• _Task objective_: All the entries need to be quoted exactly, apart from the pictures, which you should drop.

[Extracted records]

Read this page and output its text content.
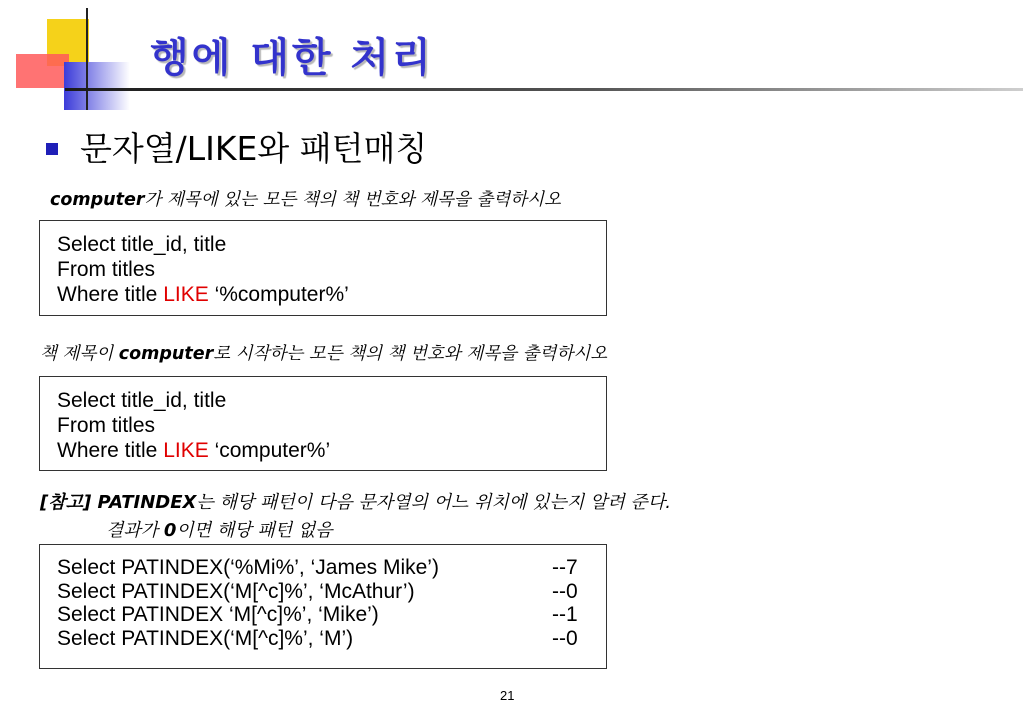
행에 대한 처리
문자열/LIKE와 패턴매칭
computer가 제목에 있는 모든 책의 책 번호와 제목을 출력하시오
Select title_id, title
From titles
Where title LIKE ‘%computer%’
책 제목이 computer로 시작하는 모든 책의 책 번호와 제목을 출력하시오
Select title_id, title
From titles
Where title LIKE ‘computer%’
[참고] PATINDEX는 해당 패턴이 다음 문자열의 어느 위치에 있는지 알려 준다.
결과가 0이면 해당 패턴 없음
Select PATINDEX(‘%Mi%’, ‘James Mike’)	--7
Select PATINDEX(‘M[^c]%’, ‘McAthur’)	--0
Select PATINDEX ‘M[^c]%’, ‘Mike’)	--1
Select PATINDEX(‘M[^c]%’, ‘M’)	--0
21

• _Result of this task_:
Read this page and output its text content.
행에 대한 처리
문자열/LIKE와 패턴매칭
computer가 제목에 있는 모든 책의 책 번호와 제목을 출력하시오
Select title_id, title
From titles
Where title LIKE ‘%computer%’
책 제목이 computer로 시작하는 모든 책의 책 번호와 제목을 출력하시오
Select title_id, title
From titles
Where title LIKE ‘computer%’
[참고] PATINDEX는 해당 패턴이 다음 문자열의 어느 위치에 있는지 알려 준다.
결과가 0이면 해당 패턴 없음
Select PATINDEX(‘%Mi%’, ‘James Mike’)	--7
Select PATINDEX(‘M[^c]%’, ‘McAthur’)	--0
Select PATINDEX ‘M[^c]%’, ‘Mike’)	--1
Select PATINDEX(‘M[^c]%’, ‘M’)	--0
21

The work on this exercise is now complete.